- Materials provided
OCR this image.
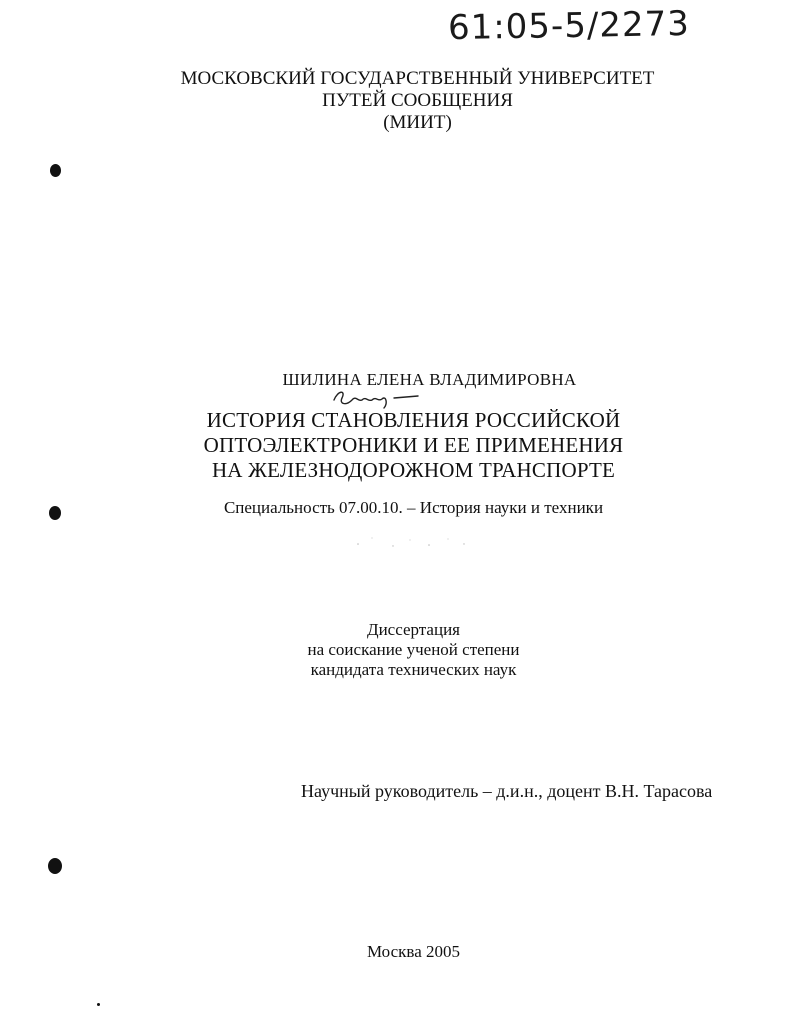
61:05-5/2273
МОСКОВСКИЙ ГОСУДАРСТВЕННЫЙ УНИВЕРСИТЕТ
ПУТЕЙ СООБЩЕНИЯ
(МИИТ)
ШИЛИНА ЕЛЕНА ВЛАДИМИРОВНА
ИСТОРИЯ СТАНОВЛЕНИЯ РОССИЙСКОЙ
ОПТОЭЛЕКТРОНИКИ И ЕЕ ПРИМЕНЕНИЯ
НА ЖЕЛЕЗНОДОРОЖНОМ ТРАНСПОРТЕ
Специальность 07.00.10. – История науки и техники
Диссертация
на соискание ученой степени
кандидата технических наук
Научный руководитель – д.и.н., доцент В.Н. Тарасова
Москва 2005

- Exercise instructions
Print each record exactly as it stands, leaving the images out.

- Complete answer
OCR this image.
61:05-5/2273
МОСКОВСКИЙ ГОСУДАРСТВЕННЫЙ УНИВЕРСИТЕТ
ПУТЕЙ СООБЩЕНИЯ
(МИИТ)
ШИЛИНА ЕЛЕНА ВЛАДИМИРОВНА
ИСТОРИЯ СТАНОВЛЕНИЯ РОССИЙСКОЙ
ОПТОЭЛЕКТРОНИКИ И ЕЕ ПРИМЕНЕНИЯ
НА ЖЕЛЕЗНОДОРОЖНОМ ТРАНСПОРТЕ
Специальность 07.00.10. – История науки и техники
Диссертация
на соискание ученой степени
кандидата технических наук
Научный руководитель – д.и.н., доцент В.Н. Тарасова
Москва 2005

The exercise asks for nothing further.